| EXERCISE INSTRUCTIONS |
Extract every line from the records below that contains the word "电流表接在".

| RECORDS TO USE |
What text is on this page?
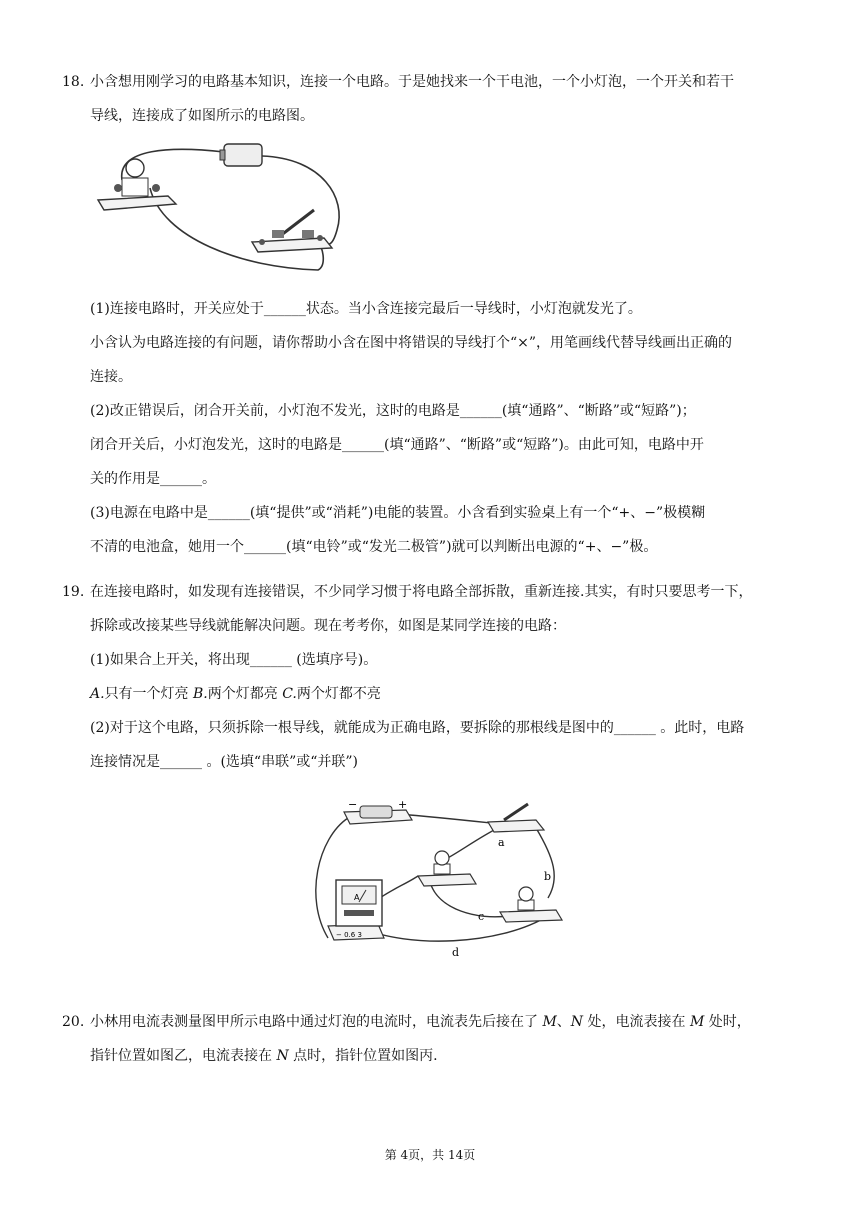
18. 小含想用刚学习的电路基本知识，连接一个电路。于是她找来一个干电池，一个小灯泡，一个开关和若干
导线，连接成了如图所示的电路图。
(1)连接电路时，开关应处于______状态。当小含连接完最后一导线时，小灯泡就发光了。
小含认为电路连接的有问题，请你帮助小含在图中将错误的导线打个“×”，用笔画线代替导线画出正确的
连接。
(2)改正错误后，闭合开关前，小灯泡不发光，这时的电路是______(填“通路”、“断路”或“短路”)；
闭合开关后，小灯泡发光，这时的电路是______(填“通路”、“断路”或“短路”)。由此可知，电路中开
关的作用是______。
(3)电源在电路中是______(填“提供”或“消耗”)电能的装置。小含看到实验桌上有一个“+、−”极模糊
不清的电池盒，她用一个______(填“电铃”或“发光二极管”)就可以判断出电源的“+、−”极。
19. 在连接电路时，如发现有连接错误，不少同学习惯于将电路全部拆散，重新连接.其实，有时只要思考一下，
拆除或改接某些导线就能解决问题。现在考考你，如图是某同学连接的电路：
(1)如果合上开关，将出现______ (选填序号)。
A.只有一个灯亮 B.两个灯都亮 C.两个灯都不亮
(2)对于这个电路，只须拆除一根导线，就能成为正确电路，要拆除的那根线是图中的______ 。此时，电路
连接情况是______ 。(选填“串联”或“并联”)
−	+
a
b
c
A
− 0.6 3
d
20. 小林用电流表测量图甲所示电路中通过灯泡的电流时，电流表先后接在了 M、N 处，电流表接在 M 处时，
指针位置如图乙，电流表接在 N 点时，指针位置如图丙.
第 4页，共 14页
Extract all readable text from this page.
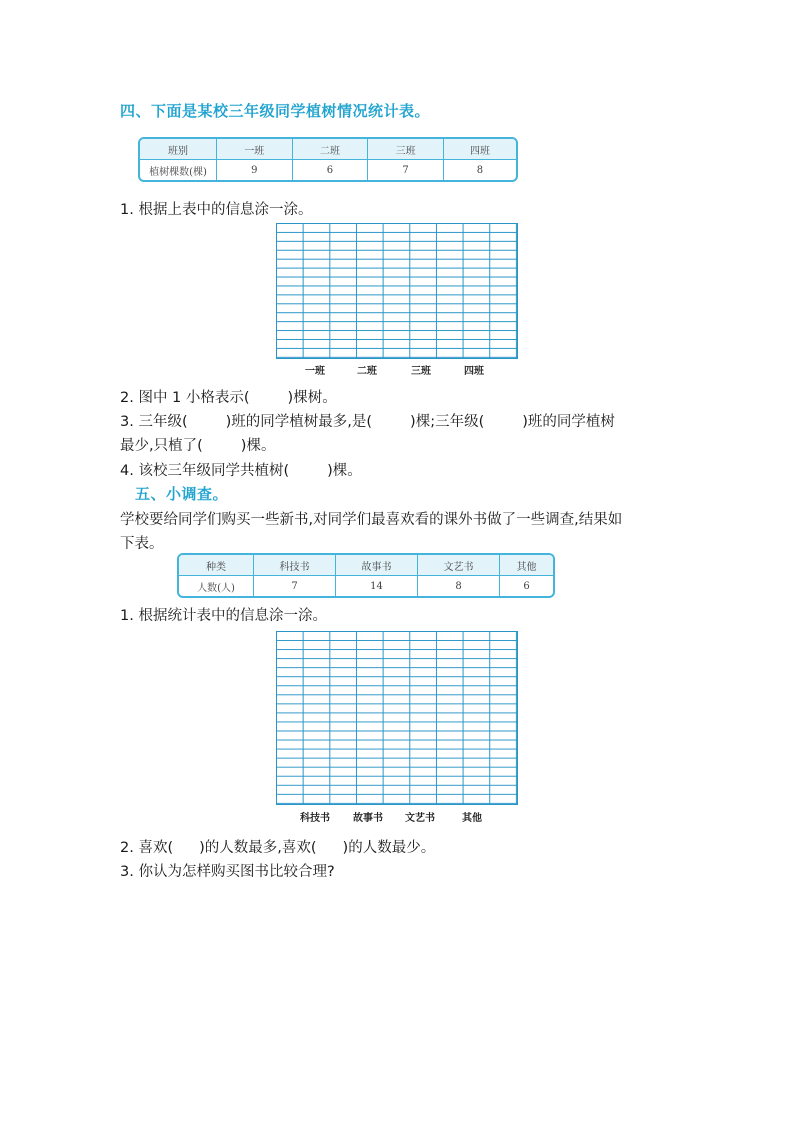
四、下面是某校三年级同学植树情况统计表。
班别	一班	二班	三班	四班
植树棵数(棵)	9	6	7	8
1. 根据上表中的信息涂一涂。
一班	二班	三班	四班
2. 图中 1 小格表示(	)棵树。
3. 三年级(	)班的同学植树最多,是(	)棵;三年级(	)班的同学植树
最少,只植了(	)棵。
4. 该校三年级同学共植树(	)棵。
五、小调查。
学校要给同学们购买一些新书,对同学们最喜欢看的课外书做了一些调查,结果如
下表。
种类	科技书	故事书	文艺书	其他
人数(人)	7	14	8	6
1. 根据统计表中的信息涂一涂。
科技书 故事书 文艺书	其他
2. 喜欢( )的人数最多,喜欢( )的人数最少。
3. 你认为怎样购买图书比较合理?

| TASK RESPONSE |
20. 小林用电流表测量图甲所示电路中通过灯泡的电流时，电流表先后接在了 M、N 处，电流表接在 M 处时，
指针位置如图乙，电流表接在 N 点时，指针位置如图丙.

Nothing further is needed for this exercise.